## Start

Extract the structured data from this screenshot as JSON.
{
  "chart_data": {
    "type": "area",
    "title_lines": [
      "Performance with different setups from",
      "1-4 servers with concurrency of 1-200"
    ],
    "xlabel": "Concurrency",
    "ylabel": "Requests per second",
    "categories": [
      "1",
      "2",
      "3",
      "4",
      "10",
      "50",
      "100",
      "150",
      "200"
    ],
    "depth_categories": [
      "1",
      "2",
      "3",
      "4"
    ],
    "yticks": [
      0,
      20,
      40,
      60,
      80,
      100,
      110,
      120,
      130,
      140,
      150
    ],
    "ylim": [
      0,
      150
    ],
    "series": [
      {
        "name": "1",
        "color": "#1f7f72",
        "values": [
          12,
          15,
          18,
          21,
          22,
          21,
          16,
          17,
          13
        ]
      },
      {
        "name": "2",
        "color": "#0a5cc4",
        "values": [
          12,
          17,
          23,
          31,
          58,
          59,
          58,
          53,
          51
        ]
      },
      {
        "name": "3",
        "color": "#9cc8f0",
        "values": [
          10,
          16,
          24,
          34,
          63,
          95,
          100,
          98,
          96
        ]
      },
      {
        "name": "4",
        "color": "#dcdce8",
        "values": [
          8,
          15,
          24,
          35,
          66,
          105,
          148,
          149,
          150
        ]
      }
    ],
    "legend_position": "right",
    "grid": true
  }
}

## End

*WHAT IS ASKED*
All of the records must be retyped exactly as they are.

*RESPONSE TO THE TASK*
Extract the structured data from this screenshot as JSON.
{
  "chart_data": {
    "type": "area",
    "title_lines": [
      "Performance with different setups from",
      "1-4 servers with concurrency of 1-200"
    ],
    "xlabel": "Concurrency",
    "ylabel": "Requests per second",
    "categories": [
      "1",
      "2",
      "3",
      "4",
      "10",
      "50",
      "100",
      "150",
      "200"
    ],
    "depth_categories": [
      "1",
      "2",
      "3",
      "4"
    ],
    "yticks": [
      0,
      20,
      40,
      60,
      80,
      100,
      110,
      120,
      130,
      140,
      150
    ],
    "ylim": [
      0,
      150
    ],
    "series": [
      {
        "name": "1",
        "color": "#1f7f72",
        "values": [
          12,
          15,
          18,
          21,
          22,
          21,
          16,
          17,
          13
        ]
      },
      {
        "name": "2",
        "color": "#0a5cc4",
        "values": [
          12,
          17,
          23,
          31,
          58,
          59,
          58,
          53,
          51
        ]
      },
      {
        "name": "3",
        "color": "#9cc8f0",
        "values": [
          10,
          16,
          24,
          34,
          63,
          95,
          100,
          98,
          96
        ]
      },
      {
        "name": "4",
        "color": "#dcdce8",
        "values": [
          8,
          15,
          24,
          35,
          66,
          105,
          148,
          149,
          150
        ]
      }
    ],
    "legend_position": "right",
    "grid": true
  }
}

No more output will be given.